### Records from a collection
——

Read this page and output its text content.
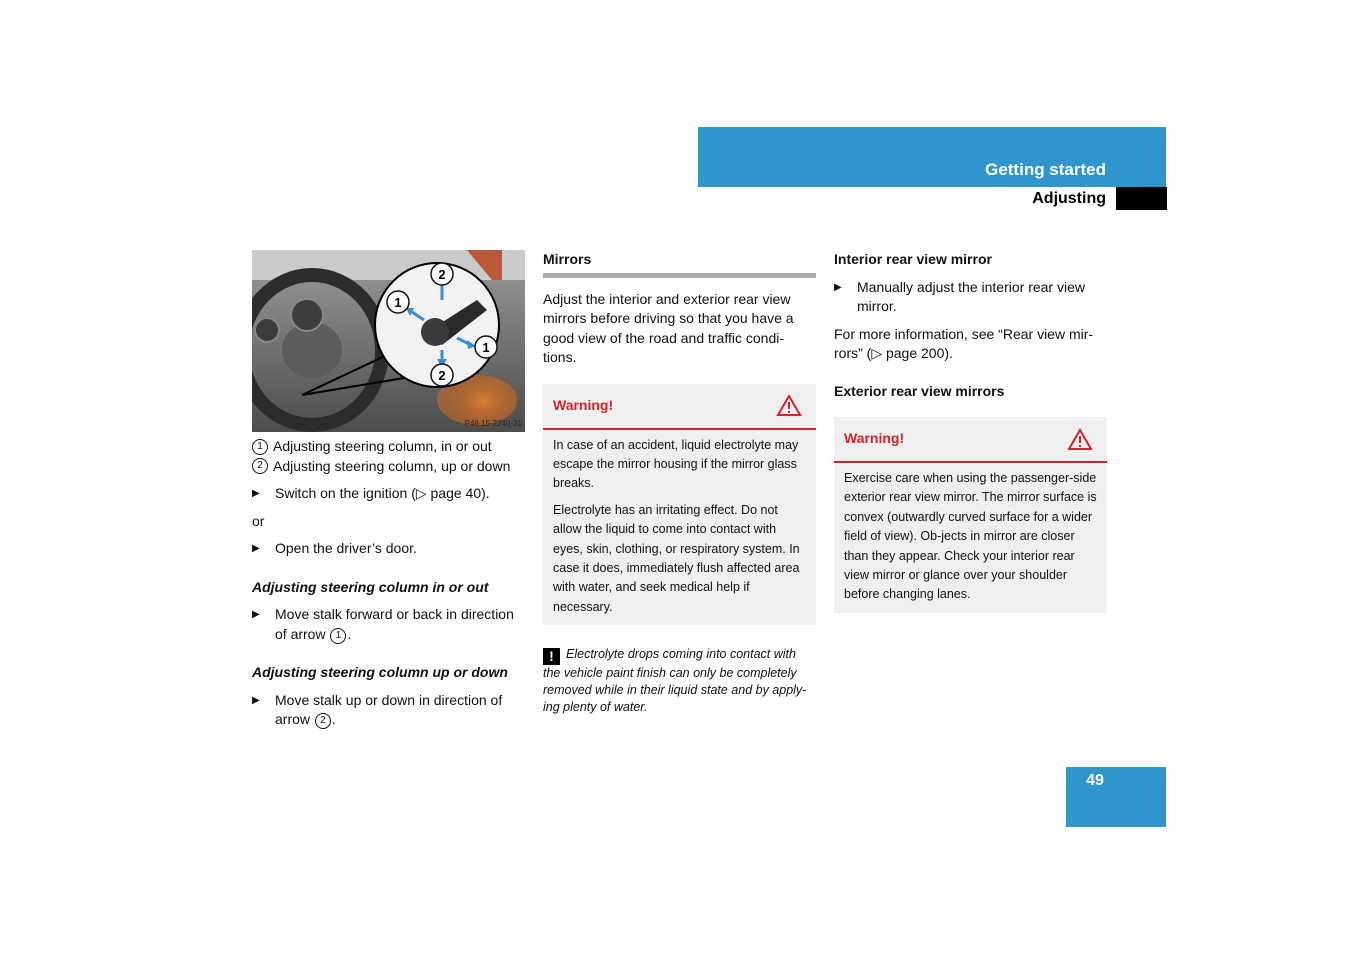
Getting started
Adjusting
2
1
1
2
P46.15-2240-31
1 Adjusting steering column, in or out
2 Adjusting steering column, up or down
▶	Switch on the ignition (▷ page 40).

or

▶	Open the driver’s door.
Adjusting steering column in or out
▶	Move stalk forward or back in direction of arrow 1 .
Adjusting steering column up or down
▶	Move stalk up or down in direction of arrow 2 .
Mirrors

Adjust the interior and exterior rear view mirrors before driving so that you have a good view of the road and traffic condi-tions.

Warning!

In case of an accident, liquid electrolyte may escape the mirror housing if the mirror glass breaks.

Electrolyte has an irritating effect. Do not allow the liquid to come into contact with eyes, skin, clothing, or respiratory system. In case it does, immediately flush affected area with water, and seek medical help if necessary.

! Electrolyte drops coming into contact with the vehicle paint finish can only be completely removed while in their liquid state and by apply-ing plenty of water.
Interior rear view mirror
▶	Manually adjust the interior rear view mirror.

For more information, see “Rear view mir-rors” (▷ page 200).

Exterior rear view mirrors
Warning!

Exercise care when using the passenger-side exterior rear view mirror. The mirror surface is convex (outwardly curved surface for a wider field of view). Ob-jects in mirror are closer than they appear. Check your interior rear view mirror or glance over your shoulder before changing lanes.

49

——

### SET PROBLEM
Copy every line of the material in which the word "column" occurs.

### WRITTEN SOLUTION
1 Adjusting steering column, in or out
2 Adjusting steering column, up or down
Adjusting steering column in or out
Adjusting steering column up or down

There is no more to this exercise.